For each line below that contains the string "four", copy that line.

··· SUPPLIED ENTRIES

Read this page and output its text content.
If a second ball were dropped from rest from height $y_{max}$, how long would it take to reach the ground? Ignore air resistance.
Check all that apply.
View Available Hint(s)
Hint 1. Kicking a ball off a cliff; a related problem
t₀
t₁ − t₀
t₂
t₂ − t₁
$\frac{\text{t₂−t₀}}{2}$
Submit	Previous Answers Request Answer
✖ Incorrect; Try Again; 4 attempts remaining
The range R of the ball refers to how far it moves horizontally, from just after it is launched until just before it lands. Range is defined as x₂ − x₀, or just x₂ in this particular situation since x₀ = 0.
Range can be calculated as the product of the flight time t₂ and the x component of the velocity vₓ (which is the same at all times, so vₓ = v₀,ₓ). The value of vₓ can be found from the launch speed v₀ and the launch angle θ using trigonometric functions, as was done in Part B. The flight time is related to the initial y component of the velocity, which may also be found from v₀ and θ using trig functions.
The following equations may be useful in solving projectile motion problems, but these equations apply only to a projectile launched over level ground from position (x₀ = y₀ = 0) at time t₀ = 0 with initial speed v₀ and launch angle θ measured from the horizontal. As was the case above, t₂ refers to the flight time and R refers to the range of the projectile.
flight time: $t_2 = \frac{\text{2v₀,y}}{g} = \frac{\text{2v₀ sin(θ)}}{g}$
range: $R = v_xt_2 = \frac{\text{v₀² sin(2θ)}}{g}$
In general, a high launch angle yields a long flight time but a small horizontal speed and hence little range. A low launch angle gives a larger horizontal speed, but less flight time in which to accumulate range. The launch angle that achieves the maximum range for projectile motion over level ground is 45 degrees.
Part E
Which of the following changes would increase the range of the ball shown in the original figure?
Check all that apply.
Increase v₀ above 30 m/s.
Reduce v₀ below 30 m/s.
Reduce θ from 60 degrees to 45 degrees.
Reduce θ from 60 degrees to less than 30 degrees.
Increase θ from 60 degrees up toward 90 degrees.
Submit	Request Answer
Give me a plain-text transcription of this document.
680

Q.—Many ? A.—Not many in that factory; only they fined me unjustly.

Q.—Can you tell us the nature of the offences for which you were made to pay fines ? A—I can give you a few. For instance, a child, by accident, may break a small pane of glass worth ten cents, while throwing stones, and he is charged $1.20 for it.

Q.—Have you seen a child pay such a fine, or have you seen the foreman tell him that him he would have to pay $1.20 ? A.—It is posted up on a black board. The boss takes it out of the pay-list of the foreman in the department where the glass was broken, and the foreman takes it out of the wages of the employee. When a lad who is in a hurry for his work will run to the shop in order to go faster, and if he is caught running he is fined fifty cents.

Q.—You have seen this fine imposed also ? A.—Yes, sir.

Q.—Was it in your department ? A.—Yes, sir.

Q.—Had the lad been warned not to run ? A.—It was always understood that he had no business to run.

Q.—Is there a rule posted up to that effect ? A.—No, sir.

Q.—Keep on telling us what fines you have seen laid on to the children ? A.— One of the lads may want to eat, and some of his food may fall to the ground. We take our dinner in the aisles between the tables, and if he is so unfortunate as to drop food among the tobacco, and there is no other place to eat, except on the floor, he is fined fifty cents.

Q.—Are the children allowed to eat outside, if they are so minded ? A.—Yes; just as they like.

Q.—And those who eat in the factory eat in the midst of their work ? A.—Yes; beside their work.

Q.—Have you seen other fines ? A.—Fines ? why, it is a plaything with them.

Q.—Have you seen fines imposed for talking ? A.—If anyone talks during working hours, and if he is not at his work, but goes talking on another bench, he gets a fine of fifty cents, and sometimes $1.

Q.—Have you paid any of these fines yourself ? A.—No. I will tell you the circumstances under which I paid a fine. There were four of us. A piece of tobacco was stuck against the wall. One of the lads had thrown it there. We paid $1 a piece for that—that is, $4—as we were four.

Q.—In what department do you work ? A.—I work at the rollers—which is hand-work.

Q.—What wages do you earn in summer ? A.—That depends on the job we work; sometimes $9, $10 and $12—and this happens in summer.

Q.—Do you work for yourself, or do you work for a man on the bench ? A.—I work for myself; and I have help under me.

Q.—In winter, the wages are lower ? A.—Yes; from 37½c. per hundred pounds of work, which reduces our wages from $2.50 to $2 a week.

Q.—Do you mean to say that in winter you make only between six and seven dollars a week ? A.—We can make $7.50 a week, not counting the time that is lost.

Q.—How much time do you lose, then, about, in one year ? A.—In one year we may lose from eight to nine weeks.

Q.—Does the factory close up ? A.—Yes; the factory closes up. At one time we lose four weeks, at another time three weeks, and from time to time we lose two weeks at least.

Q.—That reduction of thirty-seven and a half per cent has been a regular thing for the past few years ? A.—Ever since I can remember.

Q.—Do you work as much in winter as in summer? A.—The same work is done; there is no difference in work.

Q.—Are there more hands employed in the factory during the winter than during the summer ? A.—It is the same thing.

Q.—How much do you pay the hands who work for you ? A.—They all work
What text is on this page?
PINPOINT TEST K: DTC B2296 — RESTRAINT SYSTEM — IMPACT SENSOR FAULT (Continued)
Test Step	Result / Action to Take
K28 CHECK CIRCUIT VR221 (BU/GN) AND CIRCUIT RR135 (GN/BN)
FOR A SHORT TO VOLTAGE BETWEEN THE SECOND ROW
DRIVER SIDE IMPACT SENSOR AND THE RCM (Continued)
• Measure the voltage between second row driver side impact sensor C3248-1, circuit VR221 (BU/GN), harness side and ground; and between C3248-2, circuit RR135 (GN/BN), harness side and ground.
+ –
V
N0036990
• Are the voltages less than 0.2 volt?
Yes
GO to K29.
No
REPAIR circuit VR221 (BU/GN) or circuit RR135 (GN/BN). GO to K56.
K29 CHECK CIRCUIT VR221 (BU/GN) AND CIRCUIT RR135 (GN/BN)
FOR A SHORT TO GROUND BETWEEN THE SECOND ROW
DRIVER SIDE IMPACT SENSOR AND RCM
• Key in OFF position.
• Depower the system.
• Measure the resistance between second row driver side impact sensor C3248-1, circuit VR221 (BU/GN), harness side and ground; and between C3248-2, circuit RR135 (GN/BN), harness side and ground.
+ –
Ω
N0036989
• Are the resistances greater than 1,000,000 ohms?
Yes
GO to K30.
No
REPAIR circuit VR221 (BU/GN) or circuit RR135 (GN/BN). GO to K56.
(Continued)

······

[SOLUTION FOR THIS TASK]:
Q.—Have you paid any of these fines yourself ? A.—No. I will tell you the circumstances under which I paid a fine. There were four of us. A piece of tobacco was stuck against the wall. One of the lads had thrown it there. We paid $1 a piece for that—that is, $4—as we were four.
Q.—Does the factory close up ? A.—Yes; the factory closes up. At one time we lose four weeks, at another time three weeks, and from time to time we lose two weeks at least.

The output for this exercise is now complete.